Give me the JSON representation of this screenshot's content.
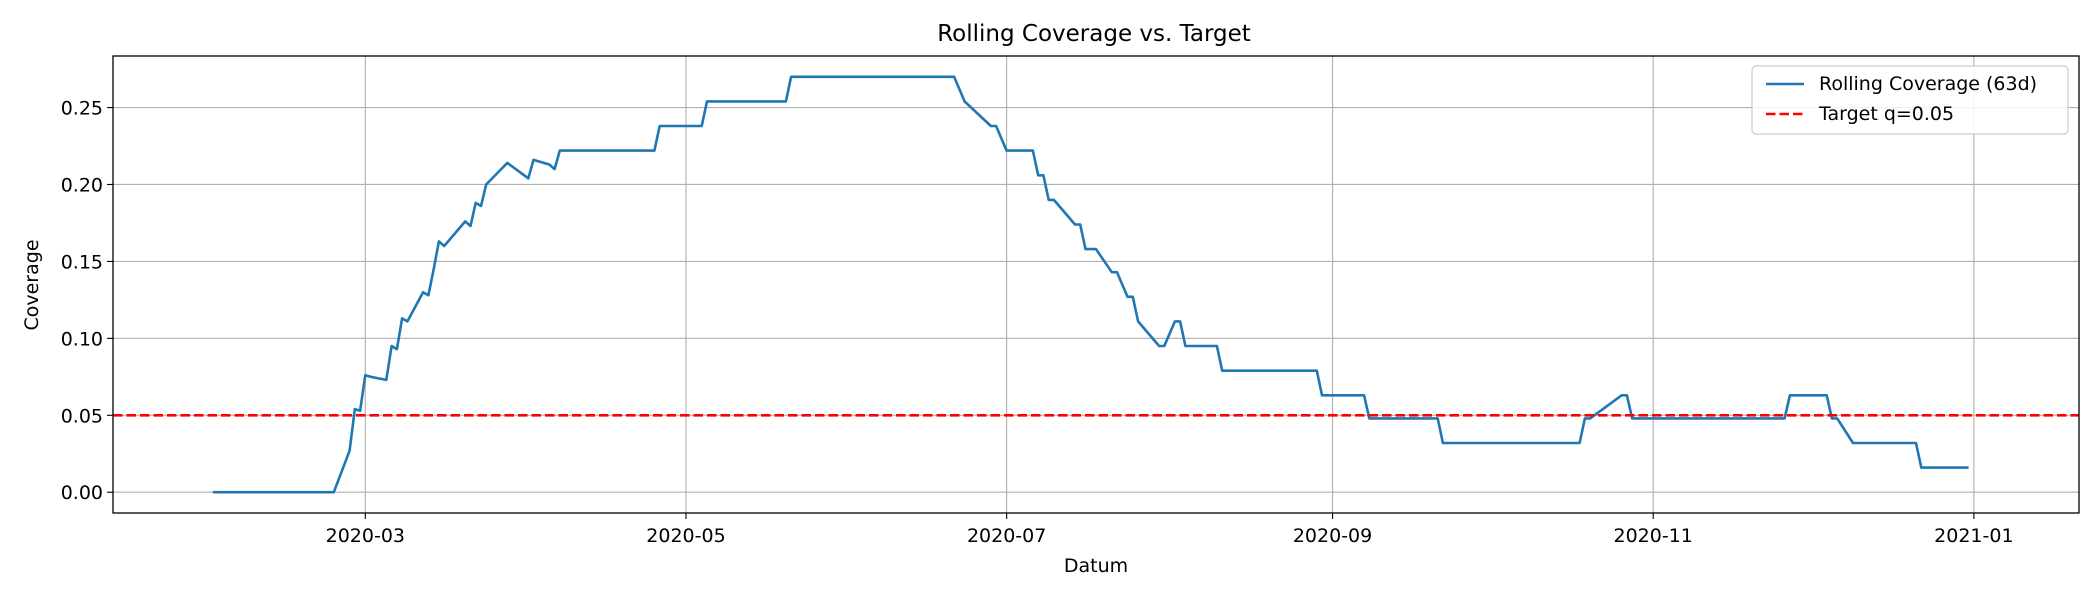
{
  "chart_data": {
    "type": "line",
    "title": "Rolling Coverage vs. Target",
    "xlabel": "Datum",
    "ylabel": "Coverage",
    "xlim": [
      "2020-01-13",
      "2021-01-21"
    ],
    "ylim": [
      -0.0135,
      0.2835
    ],
    "grid": true,
    "legend_position": "top-right",
    "x_ticks": [
      "2020-03",
      "2020-05",
      "2020-07",
      "2020-09",
      "2020-11",
      "2021-01"
    ],
    "y_ticks": [
      "0.00",
      "0.05",
      "0.10",
      "0.15",
      "0.20",
      "0.25"
    ],
    "series": [
      {
        "name": "Rolling Coverage (63d)",
        "color": "#1f77b4",
        "style": "solid",
        "points": [
          [
            "2020-02-01",
            0.0
          ],
          [
            "2020-02-24",
            0.0
          ],
          [
            "2020-02-27",
            0.027
          ],
          [
            "2020-02-28",
            0.054
          ],
          [
            "2020-02-29",
            0.053
          ],
          [
            "2020-03-01",
            0.076
          ],
          [
            "2020-03-02",
            0.075
          ],
          [
            "2020-03-05",
            0.073
          ],
          [
            "2020-03-06",
            0.095
          ],
          [
            "2020-03-07",
            0.093
          ],
          [
            "2020-03-08",
            0.113
          ],
          [
            "2020-03-09",
            0.111
          ],
          [
            "2020-03-12",
            0.13
          ],
          [
            "2020-03-13",
            0.128
          ],
          [
            "2020-03-14",
            0.145
          ],
          [
            "2020-03-15",
            0.163
          ],
          [
            "2020-03-16",
            0.16
          ],
          [
            "2020-03-20",
            0.176
          ],
          [
            "2020-03-21",
            0.173
          ],
          [
            "2020-03-22",
            0.188
          ],
          [
            "2020-03-23",
            0.186
          ],
          [
            "2020-03-24",
            0.2
          ],
          [
            "2020-03-28",
            0.214
          ],
          [
            "2020-04-01",
            0.204
          ],
          [
            "2020-04-02",
            0.216
          ],
          [
            "2020-04-05",
            0.213
          ],
          [
            "2020-04-06",
            0.21
          ],
          [
            "2020-04-07",
            0.222
          ],
          [
            "2020-04-25",
            0.222
          ],
          [
            "2020-04-26",
            0.238
          ],
          [
            "2020-05-04",
            0.238
          ],
          [
            "2020-05-05",
            0.254
          ],
          [
            "2020-05-20",
            0.254
          ],
          [
            "2020-05-21",
            0.27
          ],
          [
            "2020-06-21",
            0.27
          ],
          [
            "2020-06-23",
            0.254
          ],
          [
            "2020-06-28",
            0.238
          ],
          [
            "2020-06-29",
            0.238
          ],
          [
            "2020-07-01",
            0.222
          ],
          [
            "2020-07-06",
            0.222
          ],
          [
            "2020-07-07",
            0.206
          ],
          [
            "2020-07-08",
            0.206
          ],
          [
            "2020-07-09",
            0.19
          ],
          [
            "2020-07-10",
            0.19
          ],
          [
            "2020-07-14",
            0.174
          ],
          [
            "2020-07-15",
            0.174
          ],
          [
            "2020-07-16",
            0.158
          ],
          [
            "2020-07-18",
            0.158
          ],
          [
            "2020-07-21",
            0.143
          ],
          [
            "2020-07-22",
            0.143
          ],
          [
            "2020-07-24",
            0.127
          ],
          [
            "2020-07-25",
            0.127
          ],
          [
            "2020-07-26",
            0.111
          ],
          [
            "2020-07-30",
            0.095
          ],
          [
            "2020-07-31",
            0.095
          ],
          [
            "2020-08-02",
            0.111
          ],
          [
            "2020-08-03",
            0.111
          ],
          [
            "2020-08-04",
            0.095
          ],
          [
            "2020-08-10",
            0.095
          ],
          [
            "2020-08-11",
            0.079
          ],
          [
            "2020-08-29",
            0.079
          ],
          [
            "2020-08-30",
            0.063
          ],
          [
            "2020-09-07",
            0.063
          ],
          [
            "2020-09-08",
            0.048
          ],
          [
            "2020-09-21",
            0.048
          ],
          [
            "2020-09-22",
            0.032
          ],
          [
            "2020-10-18",
            0.032
          ],
          [
            "2020-10-19",
            0.048
          ],
          [
            "2020-10-20",
            0.048
          ],
          [
            "2020-10-26",
            0.063
          ],
          [
            "2020-10-27",
            0.063
          ],
          [
            "2020-10-28",
            0.048
          ],
          [
            "2020-11-26",
            0.048
          ],
          [
            "2020-11-27",
            0.063
          ],
          [
            "2020-12-04",
            0.063
          ],
          [
            "2020-12-05",
            0.048
          ],
          [
            "2020-12-06",
            0.048
          ],
          [
            "2020-12-09",
            0.032
          ],
          [
            "2020-12-21",
            0.032
          ],
          [
            "2020-12-22",
            0.016
          ],
          [
            "2020-12-31",
            0.016
          ]
        ]
      },
      {
        "name": "Target q=0.05",
        "color": "#ff0000",
        "style": "dashed",
        "constant": 0.05
      }
    ]
  }
}
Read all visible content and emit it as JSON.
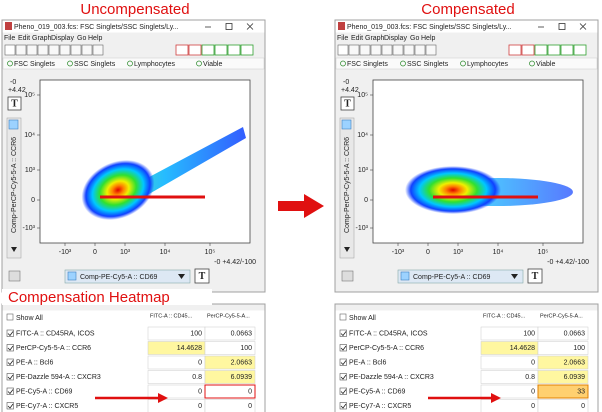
{
  "heatmap_label": "Compensation Heatmap",
  "panels": [
    {
      "heading": "Uncompensated",
      "window_title": "Pheno_019_003.fcs: FSC Singlets/SSC Singlets/Ly...",
      "menu": [
        "File",
        "Edit",
        "Graph",
        "Display",
        "Go",
        "Help"
      ],
      "breadcrumbs": [
        "FSC Singlets",
        "SSC Singlets",
        "Lymphocytes",
        "Viable"
      ],
      "range_top": [
        "-0",
        "+4.42"
      ],
      "yticks": [
        "10⁵",
        "10⁴",
        "10³",
        "0",
        "-10³"
      ],
      "xticks": [
        "-10³",
        "0",
        "10³",
        "10⁴",
        "10⁵"
      ],
      "y_axis_label": "Comp-PerCP-Cy5-5-A :: CCR6",
      "x_axis_label": "Comp-PE-Cy5-A :: CD69",
      "range_bottom": "-0 +4.42/-100",
      "button": "T"
    },
    {
      "heading": "Compensated",
      "window_title": "Pheno_019_003.fcs: FSC Singlets/SSC Singlets/Ly...",
      "menu": [
        "File",
        "Edit",
        "Graph",
        "Display",
        "Go",
        "Help"
      ],
      "breadcrumbs": [
        "FSC Singlets",
        "SSC Singlets",
        "Lymphocytes",
        "Viable"
      ],
      "range_top": [
        "-0",
        "+4.42"
      ],
      "yticks": [
        "10⁵",
        "10⁴",
        "10³",
        "0",
        "-10³"
      ],
      "xticks": [
        "-10³",
        "0",
        "10³",
        "10⁴",
        "10⁵"
      ],
      "y_axis_label": "Comp-PerCP-Cy5-5-A :: CCR6",
      "x_axis_label": "Comp-PE-Cy5-A :: CD69",
      "range_bottom": "-0 +4.42/-100",
      "button": "T"
    }
  ],
  "tables": [
    {
      "show_all": "Show All",
      "columns": [
        "FITC-A :: CD45...",
        "PerCP-Cy5-5-A..."
      ],
      "rows": [
        [
          "FITC-A :: CD45RA, ICOS",
          "100",
          "0.0663"
        ],
        [
          "PerCP-Cy5-5-A :: CCR6",
          "14.4628",
          "100"
        ],
        [
          "PE-A :: Bcl6",
          "0",
          "2.0663"
        ],
        [
          "PE-Dazzle 594-A :: CXCR3",
          "0.8",
          "6.0939"
        ],
        [
          "PE-Cy5-A :: CD69",
          "0",
          "0"
        ],
        [
          "PE-Cy7-A :: CXCR5",
          "0",
          "0"
        ]
      ]
    },
    {
      "show_all": "Show All",
      "columns": [
        "FITC-A :: CD45...",
        "PerCP-Cy5-5-A..."
      ],
      "rows": [
        [
          "FITC-A :: CD45RA, ICOS",
          "100",
          "0.0663"
        ],
        [
          "PerCP-Cy5-5-A :: CCR6",
          "14.4628",
          "100"
        ],
        [
          "PE-A :: Bcl6",
          "0",
          "2.0663"
        ],
        [
          "PE-Dazzle 594-A :: CXCR3",
          "0.8",
          "6.0939"
        ],
        [
          "PE-Cy5-A :: CD69",
          "0",
          "33"
        ],
        [
          "PE-Cy7-A :: CXCR5",
          "0",
          "0"
        ]
      ]
    }
  ]
}
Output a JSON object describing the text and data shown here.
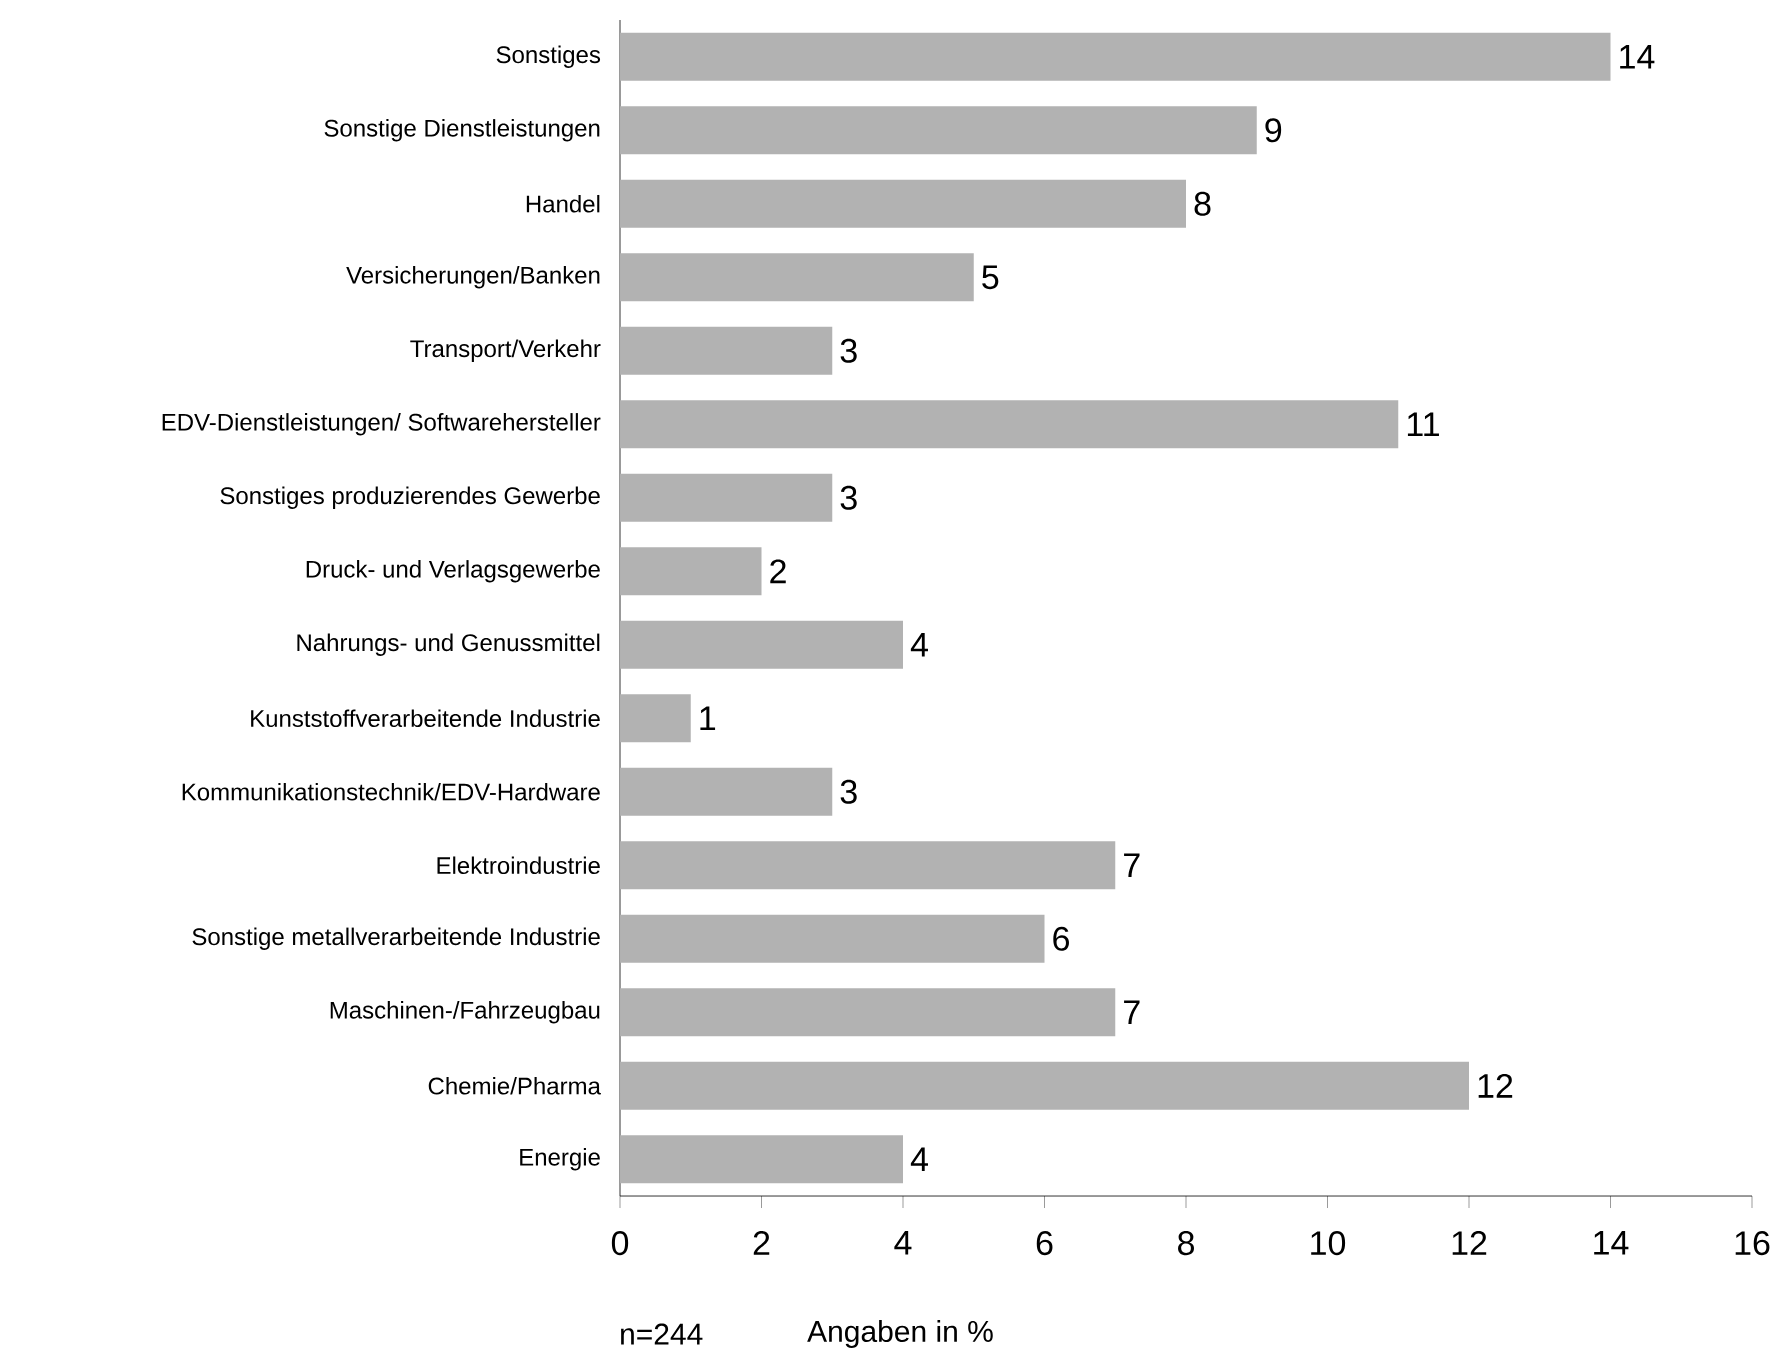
{
  "chart_data": {
    "type": "bar",
    "orientation": "horizontal",
    "categories": [
      "Sonstiges",
      "Sonstige Dienstleistungen",
      "Handel",
      "Versicherungen/Banken",
      "Transport/Verkehr",
      "EDV-Dienstleistungen/ Softwarehersteller",
      "Sonstiges produzierendes Gewerbe",
      "Druck- und Verlagsgewerbe",
      "Nahrungs- und Genussmittel",
      "Kunststoffverarbeitende Industrie",
      "Kommunikationstechnik/EDV-Hardware",
      "Elektroindustrie",
      "Sonstige metallverarbeitende Industrie",
      "Maschinen-/Fahrzeugbau",
      "Chemie/Pharma",
      "Energie"
    ],
    "values": [
      14,
      9,
      8,
      5,
      3,
      11,
      3,
      2,
      4,
      1,
      3,
      7,
      6,
      7,
      12,
      4
    ],
    "color": "#b2b2b2",
    "xlim": [
      0,
      16
    ],
    "xticks": [
      0,
      2,
      4,
      6,
      8,
      10,
      12,
      14,
      16
    ],
    "data_labels": true,
    "annotations": [
      "n=244",
      "Angaben in %"
    ]
  }
}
# # # # #
Written problem »
Leave out all pictures and retype precisely the lines that run from the line containing "Output a JSON" to the last line of the records.

Task output »
Output a JSON object describing the text and data shown here.
{
  "chart_data": {
    "type": "bar",
    "orientation": "horizontal",
    "categories": [
      "Sonstiges",
      "Sonstige Dienstleistungen",
      "Handel",
      "Versicherungen/Banken",
      "Transport/Verkehr",
      "EDV-Dienstleistungen/ Softwarehersteller",
      "Sonstiges produzierendes Gewerbe",
      "Druck- und Verlagsgewerbe",
      "Nahrungs- und Genussmittel",
      "Kunststoffverarbeitende Industrie",
      "Kommunikationstechnik/EDV-Hardware",
      "Elektroindustrie",
      "Sonstige metallverarbeitende Industrie",
      "Maschinen-/Fahrzeugbau",
      "Chemie/Pharma",
      "Energie"
    ],
    "values": [
      14,
      9,
      8,
      5,
      3,
      11,
      3,
      2,
      4,
      1,
      3,
      7,
      6,
      7,
      12,
      4
    ],
    "color": "#b2b2b2",
    "xlim": [
      0,
      16
    ],
    "xticks": [
      0,
      2,
      4,
      6,
      8,
      10,
      12,
      14,
      16
    ],
    "data_labels": true,
    "annotations": [
      "n=244",
      "Angaben in %"
    ]
  }
}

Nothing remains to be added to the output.